> DATASET RECORDS:
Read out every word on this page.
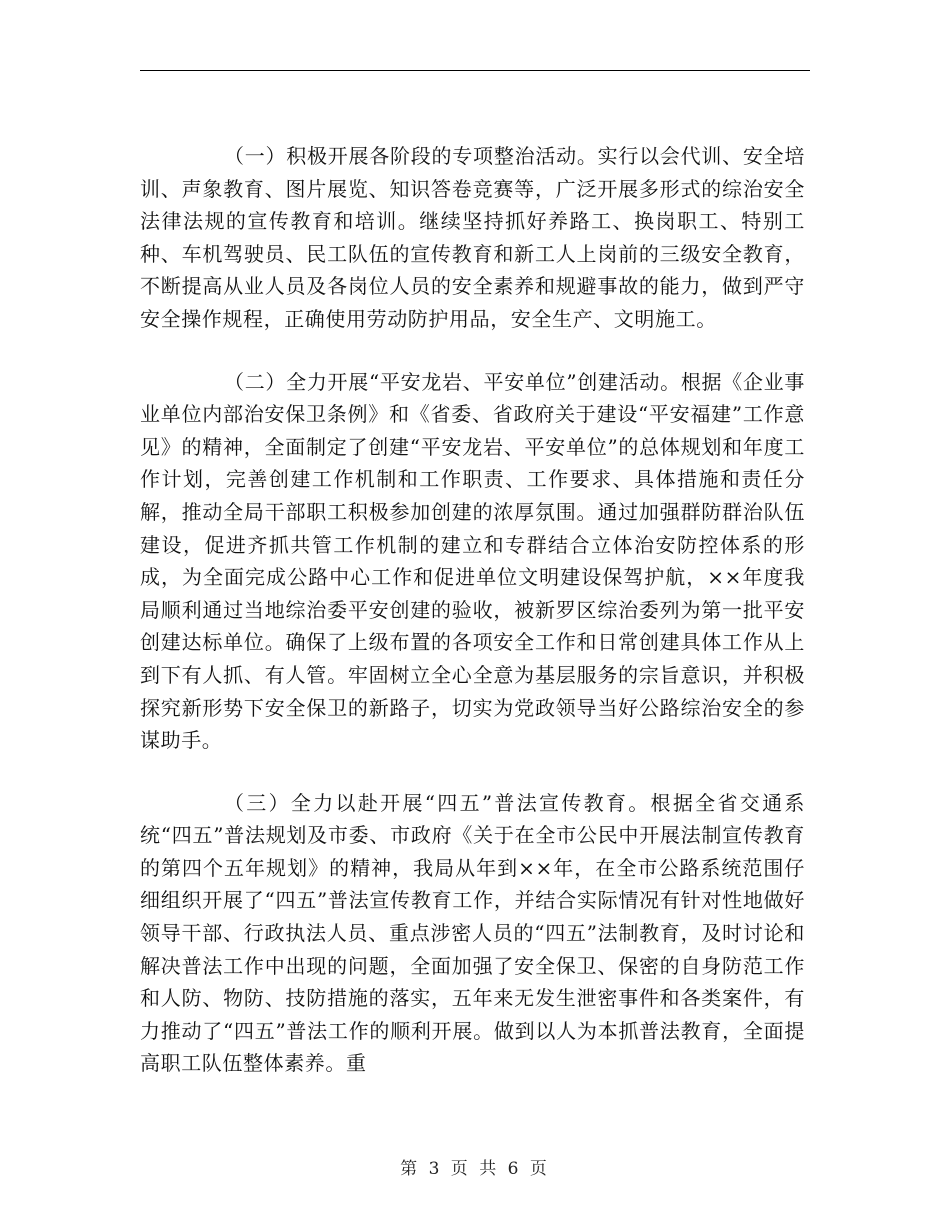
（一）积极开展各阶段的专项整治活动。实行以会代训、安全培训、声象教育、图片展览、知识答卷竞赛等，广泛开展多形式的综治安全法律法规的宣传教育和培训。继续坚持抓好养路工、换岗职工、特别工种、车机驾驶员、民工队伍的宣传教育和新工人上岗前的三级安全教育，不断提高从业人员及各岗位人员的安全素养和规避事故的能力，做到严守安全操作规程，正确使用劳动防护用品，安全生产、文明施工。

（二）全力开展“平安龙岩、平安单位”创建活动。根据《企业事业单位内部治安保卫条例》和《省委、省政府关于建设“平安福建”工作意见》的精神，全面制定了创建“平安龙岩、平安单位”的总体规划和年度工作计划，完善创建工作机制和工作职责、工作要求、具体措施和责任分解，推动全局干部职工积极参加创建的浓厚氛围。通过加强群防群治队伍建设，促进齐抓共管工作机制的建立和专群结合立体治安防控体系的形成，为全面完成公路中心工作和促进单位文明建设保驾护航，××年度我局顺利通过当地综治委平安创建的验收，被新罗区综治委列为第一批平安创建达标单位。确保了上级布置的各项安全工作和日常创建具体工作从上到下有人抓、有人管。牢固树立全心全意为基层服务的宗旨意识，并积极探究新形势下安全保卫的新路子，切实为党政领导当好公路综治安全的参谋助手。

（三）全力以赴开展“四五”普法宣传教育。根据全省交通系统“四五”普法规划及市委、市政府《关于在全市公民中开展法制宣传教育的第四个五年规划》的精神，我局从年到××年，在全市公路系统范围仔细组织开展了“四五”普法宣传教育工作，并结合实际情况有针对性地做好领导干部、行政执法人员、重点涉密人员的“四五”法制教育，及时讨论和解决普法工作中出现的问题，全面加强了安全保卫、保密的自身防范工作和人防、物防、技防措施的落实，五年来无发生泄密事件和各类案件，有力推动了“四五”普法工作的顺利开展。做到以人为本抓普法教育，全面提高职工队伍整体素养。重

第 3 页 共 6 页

> YOUR OBJECTIVE: Repeat each entry exactly as it appears; skip any picture.

> SOLUTION TO THE PROBLEM:
Read out every word on this page.
（一）积极开展各阶段的专项整治活动。实行以会代训、安全培训、声象教育、图片展览、知识答卷竞赛等，广泛开展多形式的综治安全法律法规的宣传教育和培训。继续坚持抓好养路工、换岗职工、特别工种、车机驾驶员、民工队伍的宣传教育和新工人上岗前的三级安全教育，不断提高从业人员及各岗位人员的安全素养和规避事故的能力，做到严守安全操作规程，正确使用劳动防护用品，安全生产、文明施工。

（二）全力开展“平安龙岩、平安单位”创建活动。根据《企业事业单位内部治安保卫条例》和《省委、省政府关于建设“平安福建”工作意见》的精神，全面制定了创建“平安龙岩、平安单位”的总体规划和年度工作计划，完善创建工作机制和工作职责、工作要求、具体措施和责任分解，推动全局干部职工积极参加创建的浓厚氛围。通过加强群防群治队伍建设，促进齐抓共管工作机制的建立和专群结合立体治安防控体系的形成，为全面完成公路中心工作和促进单位文明建设保驾护航，××年度我局顺利通过当地综治委平安创建的验收，被新罗区综治委列为第一批平安创建达标单位。确保了上级布置的各项安全工作和日常创建具体工作从上到下有人抓、有人管。牢固树立全心全意为基层服务的宗旨意识，并积极探究新形势下安全保卫的新路子，切实为党政领导当好公路综治安全的参谋助手。

（三）全力以赴开展“四五”普法宣传教育。根据全省交通系统“四五”普法规划及市委、市政府《关于在全市公民中开展法制宣传教育的第四个五年规划》的精神，我局从年到××年，在全市公路系统范围仔细组织开展了“四五”普法宣传教育工作，并结合实际情况有针对性地做好领导干部、行政执法人员、重点涉密人员的“四五”法制教育，及时讨论和解决普法工作中出现的问题，全面加强了安全保卫、保密的自身防范工作和人防、物防、技防措施的落实，五年来无发生泄密事件和各类案件，有力推动了“四五”普法工作的顺利开展。做到以人为本抓普法教育，全面提高职工队伍整体素养。重

第 3 页 共 6 页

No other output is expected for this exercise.